>> start

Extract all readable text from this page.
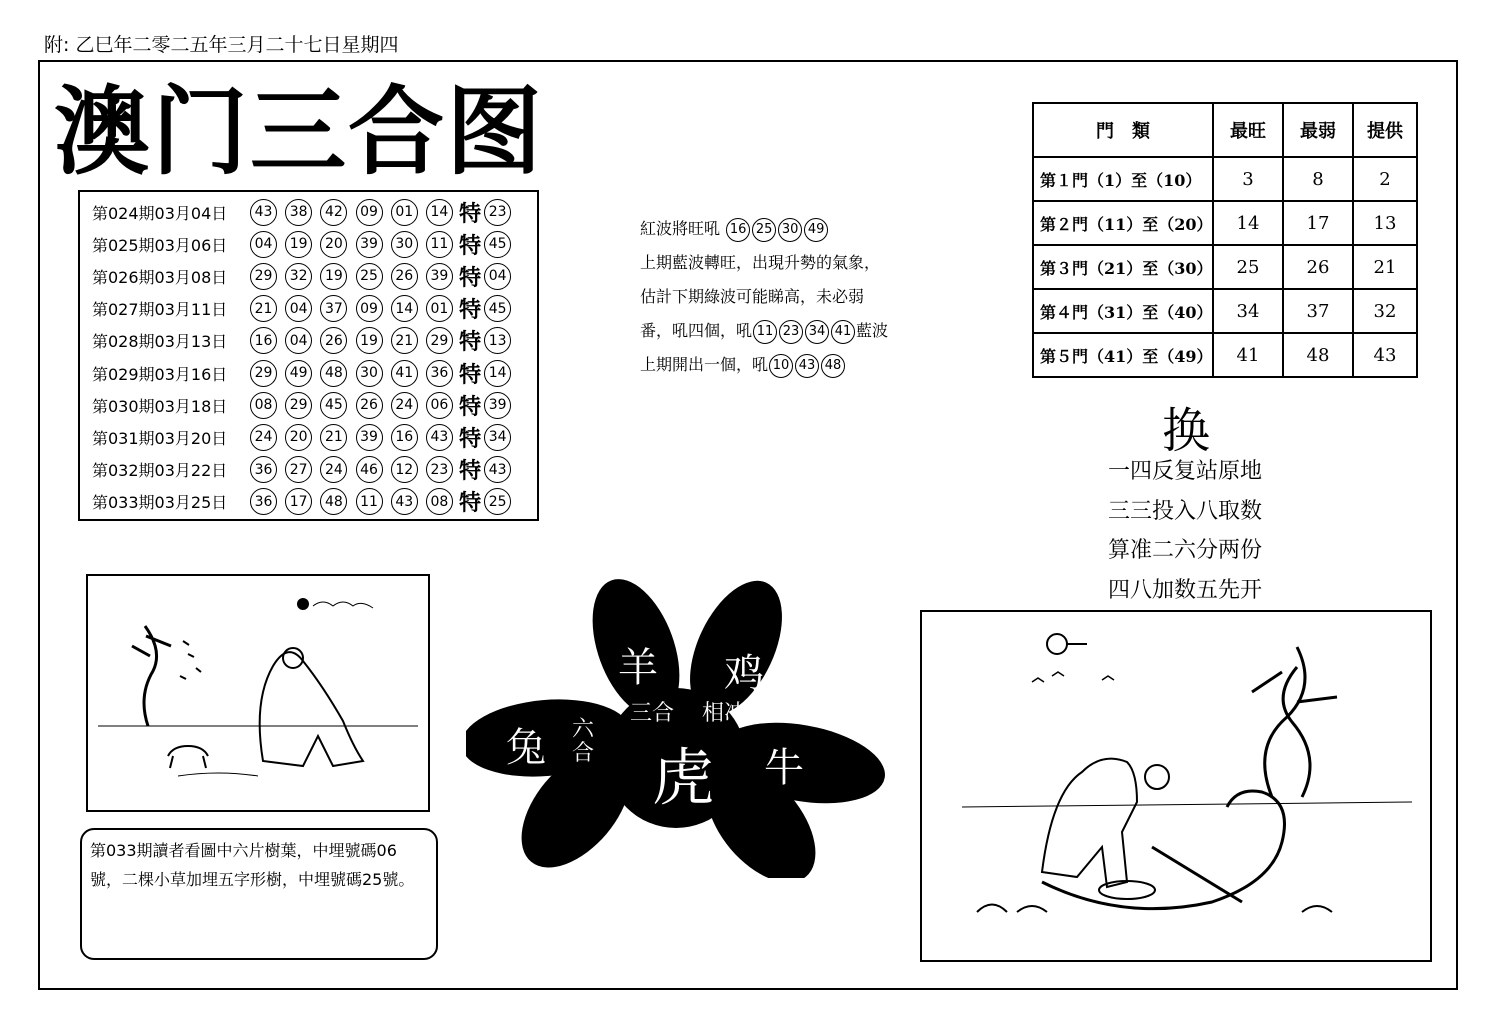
附: 乙巳年二零二五年三月二十七日星期四
澳门三合图
第024期03月04日	43	38	42	09	01	14 特 23
第025期03月06日	04	19	20	39	30	11 特 45
第026期03月08日	29	32	19	25	26	39 特 04
第027期03月11日	21	04	37	09	14	01 特 45
第028期03月13日	16	04	26	19	21	29 特 13
第029期03月16日	29	49	48	30	41	36 特 14
第030期03月18日	08	29	45	26	24	06 特 39
第031期03月20日	24	20	21	39	16	43 特 34
第032期03月22日	36	27	24	46	12	23 特 43
第033期03月25日	36	17	48	11	43	08 特 25
紅波將旺吼 16 25 30 49
上期藍波轉旺，出現升勢的氣象，
估計下期綠波可能睇高，未必弱
番，吼四個，吼 11 23 34 41 藍波
上期開出一個，吼 10 43 48
門　類	最旺	最弱	提供
第１門（1）至（10）	3	8	2
第２門（11）至（20）	14	17	13
第３門（21）至（30）	25	26	21
第４門（31）至（40）	34	37	32
第５門（41）至（49）	41	48	43
换
一四反复站原地
三三投入八取数
算准二六分两份
四八加数五先开
第033期讀者看圖中六片樹葉，中埋號碼06號，二棵小草加埋五字形樹，中埋號碼25號。
羊 鸡
三合 相冲
兔 六合 虎 牛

>> end

» **Task objective**
Reproduce every entry word for word, but skip any pictures.

» **Finished task**
Extract all readable text from this page.
附: 乙巳年二零二五年三月二十七日星期四
澳门三合图
第024期03月04日	43	38	42	09	01	14 特 23
第025期03月06日	04	19	20	39	30	11 特 45
第026期03月08日	29	32	19	25	26	39 特 04
第027期03月11日	21	04	37	09	14	01 特 45
第028期03月13日	16	04	26	19	21	29 特 13
第029期03月16日	29	49	48	30	41	36 特 14
第030期03月18日	08	29	45	26	24	06 特 39
第031期03月20日	24	20	21	39	16	43 特 34
第032期03月22日	36	27	24	46	12	23 特 43
第033期03月25日	36	17	48	11	43	08 特 25
紅波將旺吼 16 25 30 49
上期藍波轉旺，出現升勢的氣象，
估計下期綠波可能睇高，未必弱
番，吼四個，吼 11 23 34 41 藍波
上期開出一個，吼 10 43 48
門　類	最旺	最弱	提供
第１門（1）至（10）	3	8	2
第２門（11）至（20）	14	17	13
第３門（21）至（30）	25	26	21
第４門（31）至（40）	34	37	32
第５門（41）至（49）	41	48	43
换
一四反复站原地
三三投入八取数
算准二六分两份
四八加数五先开
第033期讀者看圖中六片樹葉，中埋號碼06號，二棵小草加埋五字形樹，中埋號碼25號。
羊 鸡
三合 相冲
兔 六合 虎 牛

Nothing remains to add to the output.